# The records

-----

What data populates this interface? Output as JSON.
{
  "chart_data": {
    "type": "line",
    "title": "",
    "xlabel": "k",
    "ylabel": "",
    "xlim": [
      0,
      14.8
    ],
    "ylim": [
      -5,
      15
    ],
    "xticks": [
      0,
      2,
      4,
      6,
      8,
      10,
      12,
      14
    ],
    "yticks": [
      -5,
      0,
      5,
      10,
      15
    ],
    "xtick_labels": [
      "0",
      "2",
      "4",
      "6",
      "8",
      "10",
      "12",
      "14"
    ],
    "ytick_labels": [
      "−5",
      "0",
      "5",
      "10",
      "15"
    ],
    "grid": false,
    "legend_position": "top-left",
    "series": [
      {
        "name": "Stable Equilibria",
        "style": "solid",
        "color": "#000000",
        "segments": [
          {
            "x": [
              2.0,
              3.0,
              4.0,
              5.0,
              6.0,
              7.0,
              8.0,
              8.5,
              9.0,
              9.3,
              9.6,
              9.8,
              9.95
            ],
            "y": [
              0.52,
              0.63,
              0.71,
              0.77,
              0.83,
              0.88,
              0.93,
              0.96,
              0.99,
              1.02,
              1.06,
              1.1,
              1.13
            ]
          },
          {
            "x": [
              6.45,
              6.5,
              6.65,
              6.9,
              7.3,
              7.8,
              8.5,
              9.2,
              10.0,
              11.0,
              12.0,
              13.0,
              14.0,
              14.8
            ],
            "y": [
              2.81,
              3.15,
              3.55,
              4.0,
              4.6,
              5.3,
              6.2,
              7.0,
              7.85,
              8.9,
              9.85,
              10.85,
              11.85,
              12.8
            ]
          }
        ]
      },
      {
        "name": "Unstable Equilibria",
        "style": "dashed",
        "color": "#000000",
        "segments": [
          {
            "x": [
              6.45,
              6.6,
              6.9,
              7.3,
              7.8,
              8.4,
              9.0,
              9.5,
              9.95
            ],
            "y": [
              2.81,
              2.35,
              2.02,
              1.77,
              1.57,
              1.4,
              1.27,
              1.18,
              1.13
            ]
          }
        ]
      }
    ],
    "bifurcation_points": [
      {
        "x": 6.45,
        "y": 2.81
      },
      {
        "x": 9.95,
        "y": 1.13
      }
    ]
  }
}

-----

Write out the entries above once more, without altering anything.

# Worked answer
What data populates this interface? Output as JSON.
{
  "chart_data": {
    "type": "line",
    "title": "",
    "xlabel": "k",
    "ylabel": "",
    "xlim": [
      0,
      14.8
    ],
    "ylim": [
      -5,
      15
    ],
    "xticks": [
      0,
      2,
      4,
      6,
      8,
      10,
      12,
      14
    ],
    "yticks": [
      -5,
      0,
      5,
      10,
      15
    ],
    "xtick_labels": [
      "0",
      "2",
      "4",
      "6",
      "8",
      "10",
      "12",
      "14"
    ],
    "ytick_labels": [
      "−5",
      "0",
      "5",
      "10",
      "15"
    ],
    "grid": false,
    "legend_position": "top-left",
    "series": [
      {
        "name": "Stable Equilibria",
        "style": "solid",
        "color": "#000000",
        "segments": [
          {
            "x": [
              2.0,
              3.0,
              4.0,
              5.0,
              6.0,
              7.0,
              8.0,
              8.5,
              9.0,
              9.3,
              9.6,
              9.8,
              9.95
            ],
            "y": [
              0.52,
              0.63,
              0.71,
              0.77,
              0.83,
              0.88,
              0.93,
              0.96,
              0.99,
              1.02,
              1.06,
              1.1,
              1.13
            ]
          },
          {
            "x": [
              6.45,
              6.5,
              6.65,
              6.9,
              7.3,
              7.8,
              8.5,
              9.2,
              10.0,
              11.0,
              12.0,
              13.0,
              14.0,
              14.8
            ],
            "y": [
              2.81,
              3.15,
              3.55,
              4.0,
              4.6,
              5.3,
              6.2,
              7.0,
              7.85,
              8.9,
              9.85,
              10.85,
              11.85,
              12.8
            ]
          }
        ]
      },
      {
        "name": "Unstable Equilibria",
        "style": "dashed",
        "color": "#000000",
        "segments": [
          {
            "x": [
              6.45,
              6.6,
              6.9,
              7.3,
              7.8,
              8.4,
              9.0,
              9.5,
              9.95
            ],
            "y": [
              2.81,
              2.35,
              2.02,
              1.77,
              1.57,
              1.4,
              1.27,
              1.18,
              1.13
            ]
          }
        ]
      }
    ],
    "bifurcation_points": [
      {
        "x": 6.45,
        "y": 2.81
      },
      {
        "x": 9.95,
        "y": 1.13
      }
    ]
  }
}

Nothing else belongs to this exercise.